### What you should do
Quote the lines of the records below word for word, starting at the line that contains "Enumerate the UI" and ending at the line that contains "analysis-1-line-1: 分析：变量从 i=1", both lines included.

### Recorded data

↓↓↓

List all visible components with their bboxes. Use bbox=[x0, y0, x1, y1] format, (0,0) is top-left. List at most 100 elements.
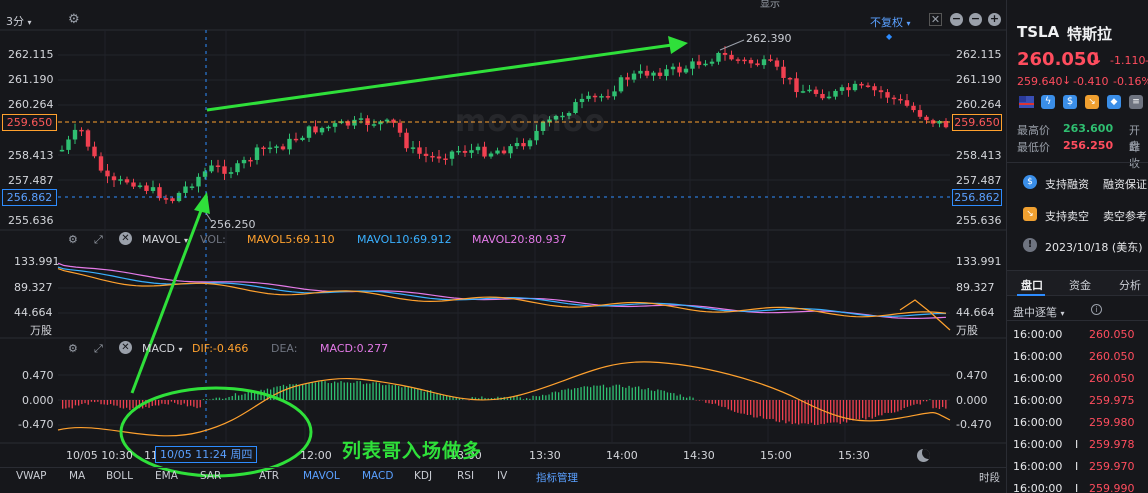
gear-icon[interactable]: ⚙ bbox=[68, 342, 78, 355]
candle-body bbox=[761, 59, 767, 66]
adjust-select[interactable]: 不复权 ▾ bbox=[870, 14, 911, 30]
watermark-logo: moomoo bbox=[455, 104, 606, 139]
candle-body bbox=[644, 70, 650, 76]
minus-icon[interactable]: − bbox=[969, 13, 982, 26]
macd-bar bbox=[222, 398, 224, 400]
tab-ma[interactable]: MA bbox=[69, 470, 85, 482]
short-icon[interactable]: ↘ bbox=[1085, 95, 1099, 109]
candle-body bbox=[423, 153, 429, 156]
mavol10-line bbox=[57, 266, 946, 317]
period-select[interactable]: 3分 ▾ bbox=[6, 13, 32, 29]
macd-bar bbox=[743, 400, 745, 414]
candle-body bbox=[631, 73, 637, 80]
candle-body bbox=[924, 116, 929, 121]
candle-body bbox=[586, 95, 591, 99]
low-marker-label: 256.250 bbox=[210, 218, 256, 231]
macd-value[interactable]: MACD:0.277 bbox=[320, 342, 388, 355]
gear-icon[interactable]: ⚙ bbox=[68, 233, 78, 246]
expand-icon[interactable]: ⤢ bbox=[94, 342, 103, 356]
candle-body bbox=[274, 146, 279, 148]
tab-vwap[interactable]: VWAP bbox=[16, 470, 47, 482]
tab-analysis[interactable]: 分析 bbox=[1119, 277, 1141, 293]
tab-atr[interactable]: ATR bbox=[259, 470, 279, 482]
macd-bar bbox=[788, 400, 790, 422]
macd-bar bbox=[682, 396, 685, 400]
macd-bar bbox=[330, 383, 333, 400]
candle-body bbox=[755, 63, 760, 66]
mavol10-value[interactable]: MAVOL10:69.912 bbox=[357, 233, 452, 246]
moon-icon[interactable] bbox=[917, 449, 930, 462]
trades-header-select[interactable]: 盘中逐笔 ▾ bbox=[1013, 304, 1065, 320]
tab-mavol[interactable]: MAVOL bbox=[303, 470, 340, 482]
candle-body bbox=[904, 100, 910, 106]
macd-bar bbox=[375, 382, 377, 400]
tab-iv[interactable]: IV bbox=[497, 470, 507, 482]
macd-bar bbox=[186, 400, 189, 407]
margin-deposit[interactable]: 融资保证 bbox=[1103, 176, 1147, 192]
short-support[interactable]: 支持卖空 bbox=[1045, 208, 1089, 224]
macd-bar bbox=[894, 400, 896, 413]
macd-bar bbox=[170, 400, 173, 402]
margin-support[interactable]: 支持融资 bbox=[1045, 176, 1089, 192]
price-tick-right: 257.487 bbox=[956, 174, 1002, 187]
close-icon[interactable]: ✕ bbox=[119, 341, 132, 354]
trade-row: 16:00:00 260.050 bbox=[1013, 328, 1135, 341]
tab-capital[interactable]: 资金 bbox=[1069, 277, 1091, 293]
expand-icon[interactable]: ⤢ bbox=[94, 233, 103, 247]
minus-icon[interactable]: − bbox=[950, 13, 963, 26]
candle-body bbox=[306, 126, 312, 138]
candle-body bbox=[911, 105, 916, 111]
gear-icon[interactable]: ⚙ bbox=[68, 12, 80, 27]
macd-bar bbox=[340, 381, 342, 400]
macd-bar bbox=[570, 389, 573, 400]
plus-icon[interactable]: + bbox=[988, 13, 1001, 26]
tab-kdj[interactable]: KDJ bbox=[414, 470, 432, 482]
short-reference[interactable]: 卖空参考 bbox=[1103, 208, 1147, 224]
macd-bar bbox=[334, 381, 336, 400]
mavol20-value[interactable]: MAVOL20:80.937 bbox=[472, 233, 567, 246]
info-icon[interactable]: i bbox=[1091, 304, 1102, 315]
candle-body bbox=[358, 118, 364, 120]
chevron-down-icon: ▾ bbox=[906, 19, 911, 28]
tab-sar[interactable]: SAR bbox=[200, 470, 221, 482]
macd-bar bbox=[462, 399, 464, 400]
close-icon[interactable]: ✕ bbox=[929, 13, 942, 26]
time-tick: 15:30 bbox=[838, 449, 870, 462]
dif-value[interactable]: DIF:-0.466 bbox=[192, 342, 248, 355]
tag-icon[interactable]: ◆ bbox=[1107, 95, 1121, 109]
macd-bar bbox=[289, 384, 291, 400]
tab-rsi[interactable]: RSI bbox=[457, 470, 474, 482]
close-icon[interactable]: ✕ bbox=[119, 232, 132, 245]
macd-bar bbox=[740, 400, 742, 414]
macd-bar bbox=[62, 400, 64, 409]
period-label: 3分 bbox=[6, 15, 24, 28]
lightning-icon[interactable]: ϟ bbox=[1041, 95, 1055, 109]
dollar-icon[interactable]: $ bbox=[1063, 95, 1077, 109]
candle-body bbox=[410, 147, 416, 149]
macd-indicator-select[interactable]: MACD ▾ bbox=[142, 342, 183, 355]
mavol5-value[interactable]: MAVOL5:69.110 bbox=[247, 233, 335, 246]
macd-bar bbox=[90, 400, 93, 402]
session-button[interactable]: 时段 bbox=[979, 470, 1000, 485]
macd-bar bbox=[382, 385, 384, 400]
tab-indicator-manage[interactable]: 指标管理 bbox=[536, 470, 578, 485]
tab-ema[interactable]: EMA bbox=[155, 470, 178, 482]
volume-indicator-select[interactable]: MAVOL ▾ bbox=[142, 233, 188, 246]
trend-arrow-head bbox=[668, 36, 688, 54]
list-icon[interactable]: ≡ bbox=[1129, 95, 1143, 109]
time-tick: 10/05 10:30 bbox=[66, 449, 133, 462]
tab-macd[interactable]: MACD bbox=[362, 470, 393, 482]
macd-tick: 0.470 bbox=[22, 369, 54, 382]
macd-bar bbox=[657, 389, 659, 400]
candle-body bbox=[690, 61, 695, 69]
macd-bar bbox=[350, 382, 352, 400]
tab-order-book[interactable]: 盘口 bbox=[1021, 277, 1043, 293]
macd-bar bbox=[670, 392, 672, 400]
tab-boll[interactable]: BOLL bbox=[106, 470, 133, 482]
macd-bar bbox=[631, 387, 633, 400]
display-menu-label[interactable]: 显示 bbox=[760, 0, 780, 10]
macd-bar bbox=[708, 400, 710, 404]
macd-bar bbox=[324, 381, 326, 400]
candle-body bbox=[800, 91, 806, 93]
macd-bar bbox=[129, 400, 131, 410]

↑↑↑
↓↓↓

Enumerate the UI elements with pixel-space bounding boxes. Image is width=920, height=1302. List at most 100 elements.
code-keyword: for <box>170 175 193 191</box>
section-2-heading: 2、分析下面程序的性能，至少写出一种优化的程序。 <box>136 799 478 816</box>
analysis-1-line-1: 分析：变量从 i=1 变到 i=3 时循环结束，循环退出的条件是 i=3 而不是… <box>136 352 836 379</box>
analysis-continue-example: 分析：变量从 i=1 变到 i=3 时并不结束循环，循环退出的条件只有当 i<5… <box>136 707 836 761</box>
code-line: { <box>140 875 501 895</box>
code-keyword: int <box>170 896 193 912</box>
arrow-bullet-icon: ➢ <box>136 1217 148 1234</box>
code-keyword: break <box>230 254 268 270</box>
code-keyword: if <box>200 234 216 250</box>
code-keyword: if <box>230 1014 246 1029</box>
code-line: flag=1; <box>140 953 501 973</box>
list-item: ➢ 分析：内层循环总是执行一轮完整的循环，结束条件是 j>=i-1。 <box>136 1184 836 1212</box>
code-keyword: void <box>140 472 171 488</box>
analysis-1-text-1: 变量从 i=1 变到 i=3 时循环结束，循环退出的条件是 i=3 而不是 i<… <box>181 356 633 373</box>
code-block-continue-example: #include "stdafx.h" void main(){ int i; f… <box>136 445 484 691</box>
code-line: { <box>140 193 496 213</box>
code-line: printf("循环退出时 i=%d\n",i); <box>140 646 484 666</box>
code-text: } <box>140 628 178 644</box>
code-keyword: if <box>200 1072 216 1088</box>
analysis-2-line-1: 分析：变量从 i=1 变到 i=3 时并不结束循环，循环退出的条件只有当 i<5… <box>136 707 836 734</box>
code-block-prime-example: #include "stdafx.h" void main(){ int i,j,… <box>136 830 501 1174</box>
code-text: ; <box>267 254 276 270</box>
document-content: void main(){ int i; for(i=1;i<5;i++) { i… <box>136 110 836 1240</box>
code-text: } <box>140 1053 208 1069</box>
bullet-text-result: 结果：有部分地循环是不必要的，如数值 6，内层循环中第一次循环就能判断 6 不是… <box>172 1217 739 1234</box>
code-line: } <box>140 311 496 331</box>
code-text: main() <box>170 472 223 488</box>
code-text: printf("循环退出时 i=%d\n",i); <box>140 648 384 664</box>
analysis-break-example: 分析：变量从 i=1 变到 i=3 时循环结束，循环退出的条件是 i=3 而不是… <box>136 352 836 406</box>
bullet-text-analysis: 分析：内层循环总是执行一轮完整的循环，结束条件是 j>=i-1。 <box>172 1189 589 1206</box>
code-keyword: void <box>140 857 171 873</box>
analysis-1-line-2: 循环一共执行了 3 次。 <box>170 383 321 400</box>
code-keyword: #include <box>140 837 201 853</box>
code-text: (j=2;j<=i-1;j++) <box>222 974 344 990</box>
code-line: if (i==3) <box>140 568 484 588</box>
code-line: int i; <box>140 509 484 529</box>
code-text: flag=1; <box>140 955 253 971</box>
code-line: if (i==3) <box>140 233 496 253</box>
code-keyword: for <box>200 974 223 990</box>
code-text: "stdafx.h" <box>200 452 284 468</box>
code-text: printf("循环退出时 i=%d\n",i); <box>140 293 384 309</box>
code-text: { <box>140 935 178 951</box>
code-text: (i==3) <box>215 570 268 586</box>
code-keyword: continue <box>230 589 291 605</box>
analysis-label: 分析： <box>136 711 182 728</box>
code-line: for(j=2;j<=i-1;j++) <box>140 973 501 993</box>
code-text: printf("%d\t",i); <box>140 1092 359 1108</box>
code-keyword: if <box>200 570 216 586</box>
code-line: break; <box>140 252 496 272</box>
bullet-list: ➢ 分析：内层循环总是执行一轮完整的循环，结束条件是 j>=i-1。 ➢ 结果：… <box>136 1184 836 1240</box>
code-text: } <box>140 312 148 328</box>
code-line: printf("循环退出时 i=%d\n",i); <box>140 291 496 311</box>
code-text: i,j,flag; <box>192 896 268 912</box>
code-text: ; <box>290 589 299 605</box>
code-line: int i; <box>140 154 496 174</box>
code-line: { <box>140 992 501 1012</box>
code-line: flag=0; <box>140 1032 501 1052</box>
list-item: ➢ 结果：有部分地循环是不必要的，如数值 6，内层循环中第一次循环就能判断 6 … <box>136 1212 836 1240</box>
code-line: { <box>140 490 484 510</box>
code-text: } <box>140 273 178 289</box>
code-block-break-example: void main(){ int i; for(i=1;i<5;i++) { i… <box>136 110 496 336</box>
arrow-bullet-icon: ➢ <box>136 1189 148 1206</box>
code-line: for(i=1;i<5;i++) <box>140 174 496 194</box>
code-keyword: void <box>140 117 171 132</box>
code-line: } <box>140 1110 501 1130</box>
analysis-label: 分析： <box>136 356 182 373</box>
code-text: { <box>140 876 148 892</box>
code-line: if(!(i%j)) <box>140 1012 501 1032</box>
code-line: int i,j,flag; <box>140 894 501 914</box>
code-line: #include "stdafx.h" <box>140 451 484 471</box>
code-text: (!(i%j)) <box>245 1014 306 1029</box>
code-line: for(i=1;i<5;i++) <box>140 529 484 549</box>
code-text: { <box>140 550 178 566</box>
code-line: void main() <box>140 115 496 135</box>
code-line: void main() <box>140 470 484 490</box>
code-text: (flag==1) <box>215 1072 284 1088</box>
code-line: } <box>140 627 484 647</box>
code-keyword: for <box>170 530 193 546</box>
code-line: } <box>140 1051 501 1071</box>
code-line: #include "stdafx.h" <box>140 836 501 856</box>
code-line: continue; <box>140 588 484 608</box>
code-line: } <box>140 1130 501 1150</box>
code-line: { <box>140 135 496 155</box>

↑↑↑

### Response for this exercise
Enumerate the UI elements with pixel-space bounding boxes. Image is width=920, height=1302. List at most 100 elements.
code-keyword: for <box>170 175 193 191</box>
section-2-heading: 2、分析下面程序的性能，至少写出一种优化的程序。 <box>136 799 478 816</box>
analysis-1-line-1: 分析：变量从 i=1 变到 i=3 时循环结束，循环退出的条件是 i=3 而不是… <box>136 352 836 379</box>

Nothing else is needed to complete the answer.